## EXERCISE GOAL
Which lines include the word "Período"? Copy each of them.

## AVAILABLE DATA

_ _ _ _ _ _ _

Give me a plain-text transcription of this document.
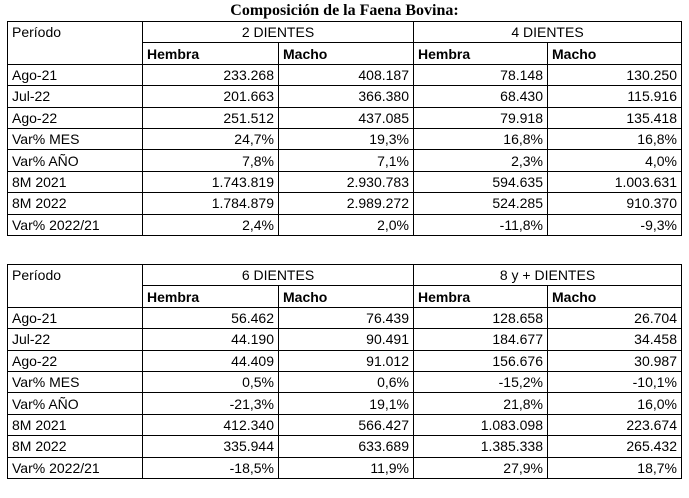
Composición de la Faena Bovina:
Período	2 DIENTES		4 DIENTES	
	Hembra	Macho	Hembra	Macho
Ago-21	233.268	408.187	78.148	130.250
Jul-22	201.663	366.380	68.430	115.916
Ago-22	251.512	437.085	79.918	135.418
Var% MES	24,7%	19,3%	16,8%	16,8%
Var% AÑO	7,8%	7,1%	2,3%	4,0%
8M 2021	1.743.819	2.930.783	594.635	1.003.631
8M 2022	1.784.879	2.989.272	524.285	910.370
Var% 2022/21	2,4%	2,0%	-11,8%	-9,3%
Período	6 DIENTES		8 y + DIENTES	
	Hembra	Macho	Hembra	Macho
Ago-21	56.462	76.439	128.658	26.704
Jul-22	44.190	90.491	184.677	34.458
Ago-22	44.409	91.012	156.676	30.987
Var% MES	0,5%	0,6%	-15,2%	-10,1%
Var% AÑO	-21,3%	19,1%	21,8%	16,0%
8M 2021	412.340	566.427	1.083.098	223.674
8M 2022	335.944	633.689	1.385.338	265.432
Var% 2022/21	-18,5%	11,9%	27,9%	18,7%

_ _ _ _ _ _ _

## WRITTEN ANSWER
Período	2 DIENTES		4 DIENTES	
Período	6 DIENTES		8 y + DIENTES	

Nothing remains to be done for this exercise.